[Dataset records]

====

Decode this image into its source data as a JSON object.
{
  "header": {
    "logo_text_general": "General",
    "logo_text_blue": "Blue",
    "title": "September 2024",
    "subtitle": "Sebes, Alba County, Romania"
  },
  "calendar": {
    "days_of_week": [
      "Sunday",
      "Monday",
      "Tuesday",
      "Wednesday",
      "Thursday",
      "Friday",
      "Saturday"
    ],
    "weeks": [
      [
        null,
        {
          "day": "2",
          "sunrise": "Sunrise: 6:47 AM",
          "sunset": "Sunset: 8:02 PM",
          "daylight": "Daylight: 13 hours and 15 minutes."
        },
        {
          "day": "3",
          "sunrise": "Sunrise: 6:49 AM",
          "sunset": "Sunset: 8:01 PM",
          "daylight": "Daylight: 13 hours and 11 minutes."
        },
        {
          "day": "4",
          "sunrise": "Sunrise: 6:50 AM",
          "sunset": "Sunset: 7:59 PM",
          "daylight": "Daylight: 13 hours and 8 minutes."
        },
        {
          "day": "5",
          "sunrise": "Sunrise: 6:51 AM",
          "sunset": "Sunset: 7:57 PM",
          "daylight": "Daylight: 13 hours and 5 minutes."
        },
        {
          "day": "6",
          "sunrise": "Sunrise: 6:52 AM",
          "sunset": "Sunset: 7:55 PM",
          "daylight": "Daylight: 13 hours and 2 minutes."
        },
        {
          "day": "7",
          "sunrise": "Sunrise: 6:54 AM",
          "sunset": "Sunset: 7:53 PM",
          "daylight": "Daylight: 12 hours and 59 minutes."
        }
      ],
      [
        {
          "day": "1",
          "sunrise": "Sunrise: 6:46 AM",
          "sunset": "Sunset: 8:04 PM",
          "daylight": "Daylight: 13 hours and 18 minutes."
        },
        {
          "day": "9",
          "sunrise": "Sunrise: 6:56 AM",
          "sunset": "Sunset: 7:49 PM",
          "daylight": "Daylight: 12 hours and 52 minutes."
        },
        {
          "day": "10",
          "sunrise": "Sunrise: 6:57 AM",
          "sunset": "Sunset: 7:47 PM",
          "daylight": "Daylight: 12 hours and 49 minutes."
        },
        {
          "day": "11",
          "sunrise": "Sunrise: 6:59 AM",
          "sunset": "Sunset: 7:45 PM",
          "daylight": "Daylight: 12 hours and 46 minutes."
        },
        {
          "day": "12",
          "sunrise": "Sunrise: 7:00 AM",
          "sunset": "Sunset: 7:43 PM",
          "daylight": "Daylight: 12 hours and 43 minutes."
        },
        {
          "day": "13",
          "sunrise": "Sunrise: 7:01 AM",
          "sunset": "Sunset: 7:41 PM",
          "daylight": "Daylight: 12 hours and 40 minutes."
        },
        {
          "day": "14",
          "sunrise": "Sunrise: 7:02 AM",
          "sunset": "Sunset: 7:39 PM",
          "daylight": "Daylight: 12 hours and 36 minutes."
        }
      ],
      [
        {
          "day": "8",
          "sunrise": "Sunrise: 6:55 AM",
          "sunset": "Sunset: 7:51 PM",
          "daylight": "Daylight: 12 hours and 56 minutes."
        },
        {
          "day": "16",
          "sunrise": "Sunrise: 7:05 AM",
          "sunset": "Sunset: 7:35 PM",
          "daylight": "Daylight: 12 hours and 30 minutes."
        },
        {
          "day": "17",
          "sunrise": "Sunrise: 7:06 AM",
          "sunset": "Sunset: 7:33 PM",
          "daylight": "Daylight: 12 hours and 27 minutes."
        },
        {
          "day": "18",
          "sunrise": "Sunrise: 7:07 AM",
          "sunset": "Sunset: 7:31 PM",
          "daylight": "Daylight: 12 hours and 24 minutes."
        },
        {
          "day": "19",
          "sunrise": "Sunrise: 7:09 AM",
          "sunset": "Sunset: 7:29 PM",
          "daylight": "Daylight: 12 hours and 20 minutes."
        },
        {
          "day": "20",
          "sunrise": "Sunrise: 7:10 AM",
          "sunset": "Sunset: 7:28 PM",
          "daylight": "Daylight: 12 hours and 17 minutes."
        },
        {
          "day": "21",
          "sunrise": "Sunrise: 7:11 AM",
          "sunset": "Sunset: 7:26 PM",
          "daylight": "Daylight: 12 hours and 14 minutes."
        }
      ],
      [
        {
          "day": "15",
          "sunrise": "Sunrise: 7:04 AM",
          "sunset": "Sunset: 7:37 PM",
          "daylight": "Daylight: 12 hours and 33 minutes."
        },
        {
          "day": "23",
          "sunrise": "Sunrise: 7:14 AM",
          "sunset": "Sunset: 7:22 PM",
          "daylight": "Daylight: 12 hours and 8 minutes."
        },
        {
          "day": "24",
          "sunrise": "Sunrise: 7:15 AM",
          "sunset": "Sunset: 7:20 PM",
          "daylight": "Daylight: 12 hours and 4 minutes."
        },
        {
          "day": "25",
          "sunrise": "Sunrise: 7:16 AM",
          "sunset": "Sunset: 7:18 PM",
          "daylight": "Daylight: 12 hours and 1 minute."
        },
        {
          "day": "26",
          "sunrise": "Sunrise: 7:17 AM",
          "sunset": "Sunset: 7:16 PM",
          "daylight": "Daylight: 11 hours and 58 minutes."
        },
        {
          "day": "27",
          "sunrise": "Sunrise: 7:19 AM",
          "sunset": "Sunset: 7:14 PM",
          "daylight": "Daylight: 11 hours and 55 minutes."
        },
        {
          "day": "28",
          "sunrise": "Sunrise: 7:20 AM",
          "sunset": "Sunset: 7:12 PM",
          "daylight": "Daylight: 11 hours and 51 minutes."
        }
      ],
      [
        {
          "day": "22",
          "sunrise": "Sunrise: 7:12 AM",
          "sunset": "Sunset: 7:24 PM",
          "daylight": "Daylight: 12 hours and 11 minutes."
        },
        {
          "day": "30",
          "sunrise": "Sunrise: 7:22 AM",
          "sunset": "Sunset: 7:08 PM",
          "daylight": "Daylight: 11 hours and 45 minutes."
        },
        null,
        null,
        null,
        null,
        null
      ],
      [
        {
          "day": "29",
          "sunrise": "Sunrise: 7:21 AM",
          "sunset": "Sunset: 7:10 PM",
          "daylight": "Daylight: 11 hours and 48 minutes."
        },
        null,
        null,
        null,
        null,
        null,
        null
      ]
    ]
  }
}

====

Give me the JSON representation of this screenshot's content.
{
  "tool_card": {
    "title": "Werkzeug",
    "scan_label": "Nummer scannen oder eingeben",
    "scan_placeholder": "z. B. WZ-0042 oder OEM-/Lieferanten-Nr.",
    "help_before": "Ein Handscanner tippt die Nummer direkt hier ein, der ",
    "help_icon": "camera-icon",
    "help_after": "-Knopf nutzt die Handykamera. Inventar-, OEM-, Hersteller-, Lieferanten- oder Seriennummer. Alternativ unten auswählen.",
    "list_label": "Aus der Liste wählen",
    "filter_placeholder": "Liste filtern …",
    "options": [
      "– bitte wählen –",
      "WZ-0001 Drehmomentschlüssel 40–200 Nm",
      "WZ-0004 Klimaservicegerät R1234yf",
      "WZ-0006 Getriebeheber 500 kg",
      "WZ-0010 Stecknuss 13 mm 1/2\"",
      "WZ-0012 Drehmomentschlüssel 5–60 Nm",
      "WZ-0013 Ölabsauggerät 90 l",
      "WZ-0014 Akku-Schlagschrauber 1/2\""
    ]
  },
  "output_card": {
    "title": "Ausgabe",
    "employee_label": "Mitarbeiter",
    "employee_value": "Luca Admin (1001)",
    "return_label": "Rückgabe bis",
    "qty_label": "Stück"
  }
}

====

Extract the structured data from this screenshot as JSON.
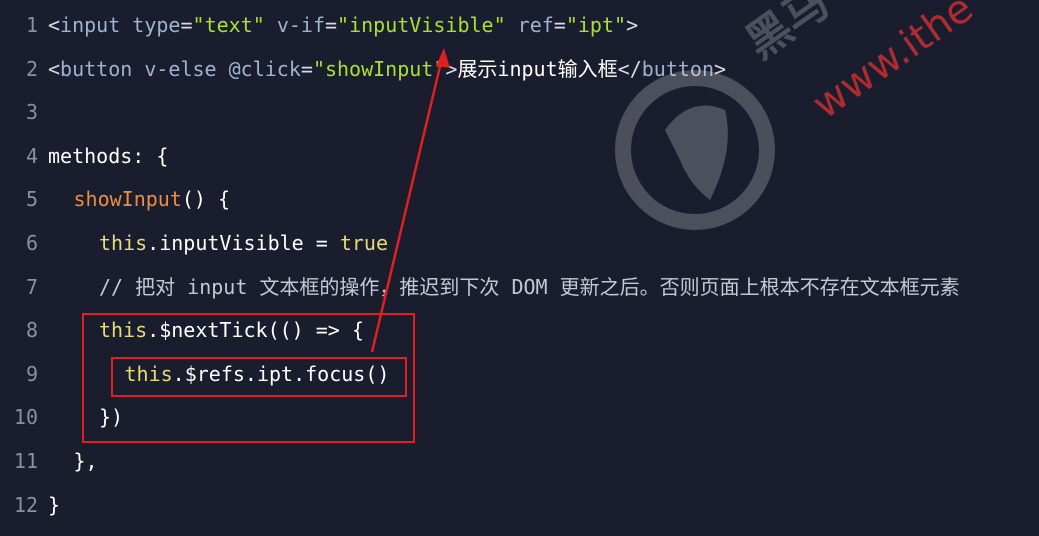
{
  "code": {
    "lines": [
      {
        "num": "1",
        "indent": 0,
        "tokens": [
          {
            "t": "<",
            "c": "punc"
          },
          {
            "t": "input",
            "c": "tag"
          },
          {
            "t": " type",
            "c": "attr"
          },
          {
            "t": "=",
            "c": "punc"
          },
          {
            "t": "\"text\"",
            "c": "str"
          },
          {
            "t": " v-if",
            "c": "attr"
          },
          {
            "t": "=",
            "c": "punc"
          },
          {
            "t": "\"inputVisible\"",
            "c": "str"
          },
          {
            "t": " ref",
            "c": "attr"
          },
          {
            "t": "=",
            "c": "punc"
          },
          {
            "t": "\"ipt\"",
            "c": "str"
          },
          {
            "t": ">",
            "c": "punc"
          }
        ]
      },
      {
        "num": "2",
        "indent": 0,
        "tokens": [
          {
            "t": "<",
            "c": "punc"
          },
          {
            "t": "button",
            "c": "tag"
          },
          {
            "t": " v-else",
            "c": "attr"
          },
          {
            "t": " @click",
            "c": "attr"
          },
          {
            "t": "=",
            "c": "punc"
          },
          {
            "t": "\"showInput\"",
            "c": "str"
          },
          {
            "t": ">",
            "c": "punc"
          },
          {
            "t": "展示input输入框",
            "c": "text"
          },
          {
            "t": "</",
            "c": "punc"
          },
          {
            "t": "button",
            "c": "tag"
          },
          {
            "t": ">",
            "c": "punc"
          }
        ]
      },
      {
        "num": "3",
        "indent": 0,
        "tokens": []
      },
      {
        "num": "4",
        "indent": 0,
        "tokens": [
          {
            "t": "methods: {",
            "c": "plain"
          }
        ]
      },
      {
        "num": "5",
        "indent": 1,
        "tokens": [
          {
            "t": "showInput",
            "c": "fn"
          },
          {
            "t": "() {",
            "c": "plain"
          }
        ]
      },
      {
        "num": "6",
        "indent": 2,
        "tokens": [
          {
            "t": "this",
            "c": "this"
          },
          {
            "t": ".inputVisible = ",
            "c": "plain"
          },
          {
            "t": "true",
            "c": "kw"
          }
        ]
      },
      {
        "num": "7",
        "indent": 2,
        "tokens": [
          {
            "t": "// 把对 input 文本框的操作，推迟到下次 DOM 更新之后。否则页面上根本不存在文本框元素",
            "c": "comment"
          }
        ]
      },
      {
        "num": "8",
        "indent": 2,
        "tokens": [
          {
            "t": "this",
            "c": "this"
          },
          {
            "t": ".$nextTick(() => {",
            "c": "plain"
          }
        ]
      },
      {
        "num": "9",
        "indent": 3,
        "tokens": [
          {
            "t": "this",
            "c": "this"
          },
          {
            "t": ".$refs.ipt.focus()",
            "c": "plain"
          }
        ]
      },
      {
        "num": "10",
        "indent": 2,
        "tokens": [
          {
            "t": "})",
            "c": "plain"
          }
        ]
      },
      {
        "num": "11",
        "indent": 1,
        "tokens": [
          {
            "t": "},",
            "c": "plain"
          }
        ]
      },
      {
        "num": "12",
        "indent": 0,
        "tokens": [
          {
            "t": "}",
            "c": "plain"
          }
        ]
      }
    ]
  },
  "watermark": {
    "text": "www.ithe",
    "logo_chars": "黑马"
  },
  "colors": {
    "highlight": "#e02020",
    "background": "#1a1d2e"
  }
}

====

What is needed: Copy out all lines that carry the word "Lieferanten".

The answer:
    "scan_placeholder": "z. B. WZ-0042 oder OEM-/Lieferanten-Nr.",
    "help_after": "-Knopf nutzt die Handykamera. Inventar-, OEM-, Hersteller-, Lieferanten- oder Seriennummer. Alternativ unten auswählen.",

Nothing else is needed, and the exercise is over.